SOURCE EXCERPT:

◆ ◆ ◆

Kragehul I (DR 196 U) is a migration period lance-shaft found on Funen, Denmark. It is now in the collection of the National Museum of Denmark, Copenhagen, Denmark. The spear shaft was found in 1877 during the excavation of the classic war booty sacrificial site Kragehul on southern Funen. The site holds five deposits of military equipment from the period 200 to 475 AD. The spear shaft probably belongs to the latest deposit.

Inscription
The Elder Futhark inscription reads:
ek e=rila=z asugisalas m=uh=a h=aite g=ag=ag=a ginu g=ah=e … lija … hagala wiju big– …

The first part is normalized as:
ek erilaz āsugīsalas muha haitē, gagaga
Interpreted as "I, the erilaz of Āsugīsalaz, am called Muha, ga-ga-ga!", where "ga-ga-ga" may be some sort of ritual chant or battle cry. Āsugīsalaz is a Germanic compound name, consisting of ansu-, "god", and gīsalaz, "hostage". Muha also appears to be a personal name. The runes of gagaga are displayed as a row of three bindrunes based on the X-shape of the g-rune with sidetwigs attached to its extremities for the a. A similar sequence gægogæ is found on the Undley bracteate.

Interpretations
The gagaga and the remaining part of the inscriptions have prompted varying interpretations.

◆ ◆ ◆

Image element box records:
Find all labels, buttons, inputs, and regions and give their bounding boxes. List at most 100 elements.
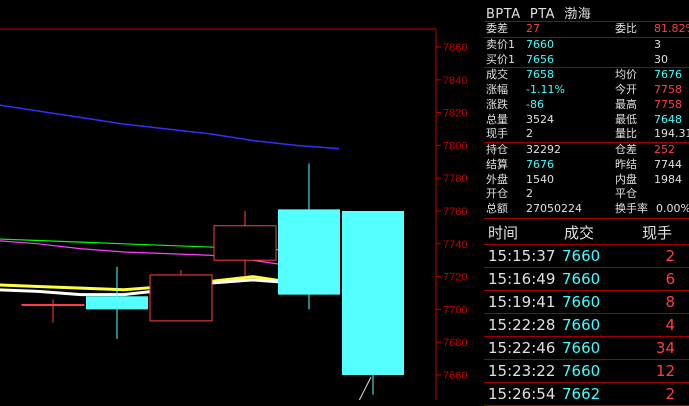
settle-value: 7676 (526, 158, 554, 171)
ticks-header-time: 时间 (488, 224, 519, 242)
volratio-label: 量比 (615, 127, 637, 140)
tick-price: 7660 (562, 316, 601, 334)
candle-body (278, 209, 340, 295)
high-value: 7758 (654, 98, 682, 111)
buy1-volume: 30 (654, 53, 668, 66)
avg-label: 均价 (615, 68, 637, 81)
divider (484, 218, 689, 219)
tick-price: 7660 (562, 247, 601, 265)
chg-value: -86 (526, 98, 544, 111)
volratio-value: 194.31 (654, 127, 689, 140)
presettle-label: 昨结 (615, 158, 637, 171)
tick-volume: 4 (665, 316, 675, 334)
tick-row[interactable]: 15:23:22 7660 12 (484, 360, 689, 383)
chg-label: 涨跌 (486, 98, 508, 111)
tick-time: 15:23:22 (488, 362, 556, 380)
y-tick-label: 7740 (443, 239, 467, 251)
curvol-label: 现手 (486, 127, 508, 140)
tick-volume: 2 (665, 247, 675, 265)
tick-volume: 8 (665, 293, 675, 311)
tick-time: 15:19:41 (488, 293, 556, 311)
amount-label: 总额 (486, 202, 508, 215)
avg-value: 7676 (654, 68, 682, 81)
openpos-value: 2 (526, 187, 533, 200)
weibi-label: 委比 (615, 22, 637, 35)
settle-label: 结算 (486, 158, 508, 171)
candle-body (213, 225, 277, 261)
tick-row[interactable]: 15:22:46 7660 34 (484, 337, 689, 360)
candle-body (21, 303, 85, 306)
open-value: 7758 (654, 83, 682, 96)
exchange-name: 渤海 (564, 7, 592, 22)
instrument-header: BPTA PTA 渤海 (486, 3, 591, 22)
oi-value: 32292 (526, 143, 561, 156)
y-tick-label: 7780 (443, 173, 467, 185)
quote-panel: BPTA PTA 渤海 委差 27 委比 81.82% 卖价1 7660 3 买… (484, 0, 689, 406)
y-tick-label: 7680 (443, 337, 467, 349)
weicha-label: 委差 (486, 22, 508, 35)
weibi-value: 81.82% (654, 22, 689, 35)
inner-value: 1984 (654, 173, 682, 186)
oi-label: 持仓 (486, 143, 508, 156)
last-label: 成交 (486, 68, 508, 81)
curvol-value: 2 (526, 127, 533, 140)
tick-time: 15:22:46 (488, 339, 556, 357)
buy1-price: 7656 (526, 53, 554, 66)
y-tick-label: 7820 (443, 108, 467, 120)
tick-time: 15:16:49 (488, 270, 556, 288)
tick-price: 7662 (562, 385, 601, 403)
presettle-value: 7744 (654, 158, 682, 171)
candle-body (342, 211, 404, 375)
candle-body (149, 274, 213, 322)
y-tick-label: 7840 (443, 75, 467, 87)
instrument-name: PTA (529, 7, 556, 22)
tick-price: 7660 (562, 293, 601, 311)
tick-row[interactable]: 15:16:49 7660 6 (484, 268, 689, 291)
candlestick-chart[interactable]: 7860 7840 7820 7800 7780 7760 7740 7720 7700 7680… (0, 0, 484, 400)
tick-row[interactable]: 15:15:37 7660 2 (484, 245, 689, 268)
tick-row[interactable]: 15:19:41 7660 8 (484, 291, 689, 314)
y-tick-label: 7760 (443, 206, 467, 218)
chgpct-label: 涨幅 (486, 83, 508, 96)
y-tick-label: 7700 (443, 304, 467, 316)
tick-volume: 12 (655, 362, 675, 380)
chart-background (0, 0, 484, 400)
y-tick-label: 7860 (443, 42, 467, 54)
tick-row[interactable]: 15:22:28 7660 4 (484, 314, 689, 337)
last-value: 7658 (526, 68, 554, 81)
tick-row[interactable]: 15:26:54 7662 2 (484, 383, 689, 406)
candle-body (86, 296, 148, 310)
high-label: 最高 (615, 98, 637, 111)
oichg-value: 252 (654, 143, 675, 156)
y-tick-label: 7800 (443, 140, 467, 152)
turnover-value: 0.00% (656, 202, 689, 215)
weicha-value: 27 (526, 22, 540, 35)
tick-price: 7660 (562, 270, 601, 288)
oichg-label: 仓差 (615, 143, 637, 156)
ticks-header-price: 成交 (564, 224, 595, 242)
tick-price: 7660 (562, 362, 601, 380)
openpos-label: 开仓 (486, 187, 508, 200)
candle[interactable] (342, 211, 404, 395)
ticks-header-vol: 现手 (642, 224, 673, 242)
sell1-volume: 3 (654, 38, 661, 51)
tick-volume: 2 (665, 385, 675, 403)
y-tick-label: 7720 (443, 272, 467, 284)
turnover-label: 换手率 (615, 202, 648, 215)
tick-volume: 34 (655, 339, 675, 357)
y-tick-label: 7660 (443, 370, 467, 382)
tick-time: 15:15:37 (488, 247, 556, 265)
amount-value: 27050224 (526, 202, 582, 215)
candle[interactable] (149, 270, 213, 322)
sell1-price: 7660 (526, 38, 554, 51)
tick-price: 7660 (562, 339, 601, 357)
tick-time: 15:26:54 (488, 385, 556, 403)
tick-time: 15:22:28 (488, 316, 556, 334)
open-label: 今开 (615, 83, 637, 96)
chgpct-value: -1.11% (526, 83, 565, 96)
tick-volume: 6 (665, 270, 675, 288)
sell1-label: 卖价1 (486, 38, 515, 51)
buy1-label: 买价1 (486, 53, 515, 66)
closepos-label: 平仓 (615, 187, 637, 200)
instrument-code: BPTA (486, 7, 521, 22)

◆ ◆ ◆

WRITTEN PROBLEM: List each place name that appears in the opening paragraph of the text about the Kragehul I spear shaft, giving each one only once.

CORRECT OUTPUT: Funen, Denmark, Copenhagen, Kragehul